§ **Work to be completed**:
Take every line from the listing below that contains "Caste".

§ **Rows from a dataset**:
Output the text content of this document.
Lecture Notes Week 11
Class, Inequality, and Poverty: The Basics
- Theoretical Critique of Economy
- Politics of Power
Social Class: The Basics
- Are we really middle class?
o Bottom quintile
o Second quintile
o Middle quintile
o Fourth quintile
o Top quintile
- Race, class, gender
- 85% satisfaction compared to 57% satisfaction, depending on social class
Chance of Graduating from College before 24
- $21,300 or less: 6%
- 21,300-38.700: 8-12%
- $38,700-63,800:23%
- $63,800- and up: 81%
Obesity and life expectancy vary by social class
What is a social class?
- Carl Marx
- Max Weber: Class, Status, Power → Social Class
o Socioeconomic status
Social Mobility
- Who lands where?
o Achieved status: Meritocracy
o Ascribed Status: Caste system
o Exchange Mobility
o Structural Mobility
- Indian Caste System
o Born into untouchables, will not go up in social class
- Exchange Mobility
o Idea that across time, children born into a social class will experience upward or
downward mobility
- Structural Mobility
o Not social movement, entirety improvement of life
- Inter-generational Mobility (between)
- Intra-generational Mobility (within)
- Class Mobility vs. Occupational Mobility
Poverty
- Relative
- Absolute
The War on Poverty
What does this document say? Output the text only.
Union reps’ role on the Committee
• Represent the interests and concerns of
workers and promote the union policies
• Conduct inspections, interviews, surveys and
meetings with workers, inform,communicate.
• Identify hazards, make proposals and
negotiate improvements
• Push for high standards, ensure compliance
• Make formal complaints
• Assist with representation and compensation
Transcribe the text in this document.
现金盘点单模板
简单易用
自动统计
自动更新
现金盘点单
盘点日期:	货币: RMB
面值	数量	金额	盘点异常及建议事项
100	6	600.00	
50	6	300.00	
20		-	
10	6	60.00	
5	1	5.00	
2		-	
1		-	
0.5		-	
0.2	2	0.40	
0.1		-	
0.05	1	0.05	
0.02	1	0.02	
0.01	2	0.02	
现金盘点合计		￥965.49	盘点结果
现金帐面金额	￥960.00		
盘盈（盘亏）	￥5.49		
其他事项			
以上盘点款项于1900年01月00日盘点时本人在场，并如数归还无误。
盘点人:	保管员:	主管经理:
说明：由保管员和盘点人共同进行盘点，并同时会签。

§ **Answer to this exercise**:
o Ascribed Status: Caste system
- Indian Caste System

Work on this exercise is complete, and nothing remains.